SHORT EXERCISE :: Identify every line in the records below that contains the word "Dispositivos", and reproduce each one.

MATERIALS PROVIDED ::
# # #
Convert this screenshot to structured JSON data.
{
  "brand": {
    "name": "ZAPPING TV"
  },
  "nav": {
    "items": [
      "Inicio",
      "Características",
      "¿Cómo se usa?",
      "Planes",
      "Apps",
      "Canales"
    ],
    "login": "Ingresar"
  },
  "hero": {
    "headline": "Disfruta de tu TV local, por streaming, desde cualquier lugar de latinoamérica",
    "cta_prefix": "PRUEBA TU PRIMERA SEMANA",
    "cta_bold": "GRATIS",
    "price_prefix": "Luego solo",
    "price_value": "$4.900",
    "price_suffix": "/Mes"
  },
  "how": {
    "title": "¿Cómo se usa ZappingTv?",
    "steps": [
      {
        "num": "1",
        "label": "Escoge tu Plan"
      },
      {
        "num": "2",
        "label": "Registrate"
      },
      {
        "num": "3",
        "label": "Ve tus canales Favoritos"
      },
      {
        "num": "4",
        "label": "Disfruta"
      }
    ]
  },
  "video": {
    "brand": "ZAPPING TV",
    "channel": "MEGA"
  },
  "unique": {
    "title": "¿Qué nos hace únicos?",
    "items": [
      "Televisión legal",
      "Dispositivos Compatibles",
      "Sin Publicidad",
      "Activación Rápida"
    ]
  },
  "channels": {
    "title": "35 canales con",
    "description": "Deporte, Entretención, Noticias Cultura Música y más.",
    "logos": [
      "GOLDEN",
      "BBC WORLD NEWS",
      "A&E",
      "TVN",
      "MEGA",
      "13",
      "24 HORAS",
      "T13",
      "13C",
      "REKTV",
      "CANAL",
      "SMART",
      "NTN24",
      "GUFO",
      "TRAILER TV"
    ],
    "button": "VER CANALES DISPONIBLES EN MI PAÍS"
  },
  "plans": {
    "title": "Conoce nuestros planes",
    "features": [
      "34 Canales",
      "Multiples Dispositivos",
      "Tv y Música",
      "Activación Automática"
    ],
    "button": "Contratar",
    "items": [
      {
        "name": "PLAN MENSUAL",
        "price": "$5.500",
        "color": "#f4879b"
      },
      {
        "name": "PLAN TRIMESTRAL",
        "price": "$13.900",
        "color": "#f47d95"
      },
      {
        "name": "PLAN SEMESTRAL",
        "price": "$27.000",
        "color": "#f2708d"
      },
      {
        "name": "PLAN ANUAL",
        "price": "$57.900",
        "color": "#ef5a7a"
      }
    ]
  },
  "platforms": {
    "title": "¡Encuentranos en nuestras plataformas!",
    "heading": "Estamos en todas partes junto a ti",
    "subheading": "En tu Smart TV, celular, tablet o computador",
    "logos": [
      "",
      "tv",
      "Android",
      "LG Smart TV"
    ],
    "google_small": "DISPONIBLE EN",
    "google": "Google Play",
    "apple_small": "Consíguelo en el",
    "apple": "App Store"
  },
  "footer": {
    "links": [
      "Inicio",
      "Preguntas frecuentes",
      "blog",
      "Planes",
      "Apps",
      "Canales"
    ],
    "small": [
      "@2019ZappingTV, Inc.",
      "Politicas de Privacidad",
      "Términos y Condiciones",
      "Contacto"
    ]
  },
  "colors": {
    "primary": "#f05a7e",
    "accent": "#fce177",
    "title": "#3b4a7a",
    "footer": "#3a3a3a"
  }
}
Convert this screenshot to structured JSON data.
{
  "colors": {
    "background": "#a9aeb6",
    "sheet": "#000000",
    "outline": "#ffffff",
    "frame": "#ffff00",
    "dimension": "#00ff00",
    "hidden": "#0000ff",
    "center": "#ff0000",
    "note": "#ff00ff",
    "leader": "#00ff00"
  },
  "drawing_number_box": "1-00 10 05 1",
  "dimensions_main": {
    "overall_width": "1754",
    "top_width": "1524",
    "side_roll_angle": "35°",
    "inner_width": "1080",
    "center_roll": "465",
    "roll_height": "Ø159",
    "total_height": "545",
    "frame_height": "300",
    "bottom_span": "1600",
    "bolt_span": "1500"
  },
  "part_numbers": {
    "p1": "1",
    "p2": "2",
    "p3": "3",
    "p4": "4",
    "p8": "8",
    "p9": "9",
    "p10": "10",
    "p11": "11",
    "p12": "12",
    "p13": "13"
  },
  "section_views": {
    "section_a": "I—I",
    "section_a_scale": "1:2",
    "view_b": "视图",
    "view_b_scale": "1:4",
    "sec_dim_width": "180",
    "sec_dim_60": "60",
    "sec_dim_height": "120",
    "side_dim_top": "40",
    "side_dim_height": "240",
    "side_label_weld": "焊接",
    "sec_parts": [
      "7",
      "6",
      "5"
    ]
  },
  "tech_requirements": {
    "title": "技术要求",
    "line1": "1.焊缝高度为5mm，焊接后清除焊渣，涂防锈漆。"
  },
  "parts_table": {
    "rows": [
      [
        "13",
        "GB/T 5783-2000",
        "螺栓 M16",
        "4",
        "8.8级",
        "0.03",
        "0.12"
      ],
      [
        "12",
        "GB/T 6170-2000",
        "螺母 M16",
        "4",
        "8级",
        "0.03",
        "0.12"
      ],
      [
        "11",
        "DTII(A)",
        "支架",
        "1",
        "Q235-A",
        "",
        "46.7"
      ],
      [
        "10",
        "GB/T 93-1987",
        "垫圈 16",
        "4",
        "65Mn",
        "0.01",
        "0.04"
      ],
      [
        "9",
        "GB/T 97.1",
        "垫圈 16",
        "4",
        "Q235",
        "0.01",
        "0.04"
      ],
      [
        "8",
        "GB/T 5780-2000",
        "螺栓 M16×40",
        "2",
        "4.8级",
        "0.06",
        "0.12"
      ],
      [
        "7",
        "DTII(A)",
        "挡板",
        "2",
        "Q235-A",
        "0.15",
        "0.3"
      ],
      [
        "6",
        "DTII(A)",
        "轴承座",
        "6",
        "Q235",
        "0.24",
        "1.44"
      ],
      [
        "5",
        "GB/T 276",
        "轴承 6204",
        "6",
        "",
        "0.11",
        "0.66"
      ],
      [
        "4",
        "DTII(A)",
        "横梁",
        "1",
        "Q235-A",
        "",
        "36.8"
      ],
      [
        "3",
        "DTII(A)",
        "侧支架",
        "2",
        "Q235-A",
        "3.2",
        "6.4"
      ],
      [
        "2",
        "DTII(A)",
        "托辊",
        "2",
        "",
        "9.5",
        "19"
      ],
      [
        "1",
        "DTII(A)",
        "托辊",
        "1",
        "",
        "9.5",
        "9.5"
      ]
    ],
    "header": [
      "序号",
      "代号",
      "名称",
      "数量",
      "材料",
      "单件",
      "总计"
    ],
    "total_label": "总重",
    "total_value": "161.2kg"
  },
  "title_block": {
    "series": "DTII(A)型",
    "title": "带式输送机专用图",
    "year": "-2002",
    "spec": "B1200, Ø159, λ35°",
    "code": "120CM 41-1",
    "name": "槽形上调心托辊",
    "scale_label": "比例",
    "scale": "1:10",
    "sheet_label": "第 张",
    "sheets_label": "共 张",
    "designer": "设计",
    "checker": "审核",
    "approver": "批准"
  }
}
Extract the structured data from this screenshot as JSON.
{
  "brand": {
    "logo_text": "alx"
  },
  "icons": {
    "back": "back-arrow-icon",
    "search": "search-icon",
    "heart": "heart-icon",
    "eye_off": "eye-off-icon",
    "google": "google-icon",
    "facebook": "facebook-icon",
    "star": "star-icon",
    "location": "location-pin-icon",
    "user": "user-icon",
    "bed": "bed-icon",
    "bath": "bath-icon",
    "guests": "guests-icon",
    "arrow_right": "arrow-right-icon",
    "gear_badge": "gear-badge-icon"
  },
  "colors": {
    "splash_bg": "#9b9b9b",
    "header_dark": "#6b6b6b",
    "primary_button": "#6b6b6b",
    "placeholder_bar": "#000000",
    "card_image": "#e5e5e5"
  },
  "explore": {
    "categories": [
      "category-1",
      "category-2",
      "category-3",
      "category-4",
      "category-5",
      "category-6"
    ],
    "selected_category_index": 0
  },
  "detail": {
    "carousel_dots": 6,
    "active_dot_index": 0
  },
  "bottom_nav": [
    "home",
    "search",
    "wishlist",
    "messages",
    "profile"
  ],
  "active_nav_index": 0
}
# # #
CORRECT RESPONSE ::
      "Dispositivos Compatibles",
      "Multiples Dispositivos",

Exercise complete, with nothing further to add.